*To do:* Report the count of lines below that include "Thousands", without any other text.
───── Recorded information ─────
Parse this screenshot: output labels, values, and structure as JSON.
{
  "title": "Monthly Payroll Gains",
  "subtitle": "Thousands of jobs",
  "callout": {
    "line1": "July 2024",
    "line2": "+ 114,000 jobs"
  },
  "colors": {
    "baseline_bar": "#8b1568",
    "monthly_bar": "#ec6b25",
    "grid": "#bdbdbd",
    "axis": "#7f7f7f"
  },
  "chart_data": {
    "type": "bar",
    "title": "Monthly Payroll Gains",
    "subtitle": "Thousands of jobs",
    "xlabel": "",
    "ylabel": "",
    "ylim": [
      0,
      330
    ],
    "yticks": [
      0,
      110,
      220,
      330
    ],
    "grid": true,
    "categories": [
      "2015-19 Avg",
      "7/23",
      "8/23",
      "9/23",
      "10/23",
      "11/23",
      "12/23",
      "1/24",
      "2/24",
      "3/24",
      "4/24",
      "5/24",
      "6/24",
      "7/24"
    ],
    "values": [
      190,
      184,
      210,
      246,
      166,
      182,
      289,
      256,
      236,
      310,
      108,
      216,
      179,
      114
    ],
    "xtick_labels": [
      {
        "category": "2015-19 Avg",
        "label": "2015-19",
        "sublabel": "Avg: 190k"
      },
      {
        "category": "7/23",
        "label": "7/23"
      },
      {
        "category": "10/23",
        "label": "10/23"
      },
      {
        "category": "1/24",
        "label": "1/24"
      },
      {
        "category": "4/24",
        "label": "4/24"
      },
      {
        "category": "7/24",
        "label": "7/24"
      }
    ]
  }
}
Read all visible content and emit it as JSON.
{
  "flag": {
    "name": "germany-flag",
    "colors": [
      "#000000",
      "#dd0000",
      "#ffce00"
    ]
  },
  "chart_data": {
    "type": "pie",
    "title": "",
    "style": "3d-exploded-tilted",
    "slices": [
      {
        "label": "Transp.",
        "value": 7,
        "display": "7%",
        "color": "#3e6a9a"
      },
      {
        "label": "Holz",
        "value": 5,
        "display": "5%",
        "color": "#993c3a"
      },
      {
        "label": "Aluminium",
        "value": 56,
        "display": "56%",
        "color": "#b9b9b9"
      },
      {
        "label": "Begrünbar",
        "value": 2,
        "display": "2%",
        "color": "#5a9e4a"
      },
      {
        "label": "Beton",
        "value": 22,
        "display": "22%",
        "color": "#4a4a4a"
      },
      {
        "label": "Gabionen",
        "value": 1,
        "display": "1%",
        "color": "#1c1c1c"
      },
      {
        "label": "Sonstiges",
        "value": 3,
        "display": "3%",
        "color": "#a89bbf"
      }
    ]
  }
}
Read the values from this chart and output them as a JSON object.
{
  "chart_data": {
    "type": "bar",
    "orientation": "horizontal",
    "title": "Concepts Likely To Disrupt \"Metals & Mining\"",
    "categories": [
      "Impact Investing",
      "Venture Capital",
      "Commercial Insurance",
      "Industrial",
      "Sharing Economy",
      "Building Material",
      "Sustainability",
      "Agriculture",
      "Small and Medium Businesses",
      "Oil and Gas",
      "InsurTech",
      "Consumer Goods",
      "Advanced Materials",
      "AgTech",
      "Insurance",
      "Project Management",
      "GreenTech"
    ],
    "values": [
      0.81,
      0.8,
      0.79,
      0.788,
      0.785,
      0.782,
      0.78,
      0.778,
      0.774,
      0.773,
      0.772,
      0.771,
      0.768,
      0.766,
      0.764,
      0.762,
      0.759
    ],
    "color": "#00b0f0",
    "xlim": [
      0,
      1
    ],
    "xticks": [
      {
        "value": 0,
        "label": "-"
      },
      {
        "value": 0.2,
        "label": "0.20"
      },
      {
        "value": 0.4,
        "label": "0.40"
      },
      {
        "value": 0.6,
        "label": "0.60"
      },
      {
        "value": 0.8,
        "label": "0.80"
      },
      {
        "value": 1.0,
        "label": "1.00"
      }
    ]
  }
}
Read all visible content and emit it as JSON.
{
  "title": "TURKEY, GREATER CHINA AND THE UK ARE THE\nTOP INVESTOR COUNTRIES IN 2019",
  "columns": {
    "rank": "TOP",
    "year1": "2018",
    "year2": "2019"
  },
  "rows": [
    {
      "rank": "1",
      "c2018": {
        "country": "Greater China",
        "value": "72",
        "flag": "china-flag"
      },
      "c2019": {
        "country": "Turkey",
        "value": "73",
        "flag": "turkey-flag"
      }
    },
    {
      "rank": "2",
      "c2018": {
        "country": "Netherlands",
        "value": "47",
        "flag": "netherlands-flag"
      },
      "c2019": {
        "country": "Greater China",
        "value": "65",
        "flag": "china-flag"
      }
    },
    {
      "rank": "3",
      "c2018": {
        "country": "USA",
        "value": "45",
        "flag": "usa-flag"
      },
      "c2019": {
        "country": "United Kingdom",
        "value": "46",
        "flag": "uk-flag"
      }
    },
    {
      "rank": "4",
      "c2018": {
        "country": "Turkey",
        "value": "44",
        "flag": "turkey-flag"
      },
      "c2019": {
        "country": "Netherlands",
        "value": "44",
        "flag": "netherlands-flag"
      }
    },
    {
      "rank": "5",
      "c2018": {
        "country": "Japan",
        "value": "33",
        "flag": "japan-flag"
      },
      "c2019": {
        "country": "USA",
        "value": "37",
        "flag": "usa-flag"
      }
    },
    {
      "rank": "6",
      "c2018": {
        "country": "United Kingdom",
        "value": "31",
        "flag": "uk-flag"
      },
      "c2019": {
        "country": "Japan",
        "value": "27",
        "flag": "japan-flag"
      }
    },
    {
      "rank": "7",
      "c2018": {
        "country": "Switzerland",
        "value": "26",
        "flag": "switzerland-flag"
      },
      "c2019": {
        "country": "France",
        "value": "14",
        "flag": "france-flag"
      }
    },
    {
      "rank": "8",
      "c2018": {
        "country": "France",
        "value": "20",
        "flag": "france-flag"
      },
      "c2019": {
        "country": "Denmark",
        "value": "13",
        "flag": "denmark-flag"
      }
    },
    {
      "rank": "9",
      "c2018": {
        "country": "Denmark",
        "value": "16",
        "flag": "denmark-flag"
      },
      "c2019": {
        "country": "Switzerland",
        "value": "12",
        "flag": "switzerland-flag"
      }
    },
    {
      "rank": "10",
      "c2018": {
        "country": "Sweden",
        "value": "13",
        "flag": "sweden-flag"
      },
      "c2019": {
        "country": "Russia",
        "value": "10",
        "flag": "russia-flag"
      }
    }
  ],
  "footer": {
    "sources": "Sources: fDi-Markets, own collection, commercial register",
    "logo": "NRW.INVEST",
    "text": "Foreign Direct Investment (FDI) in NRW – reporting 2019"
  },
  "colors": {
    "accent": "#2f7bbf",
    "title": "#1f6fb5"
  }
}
─────
*Result below:* 2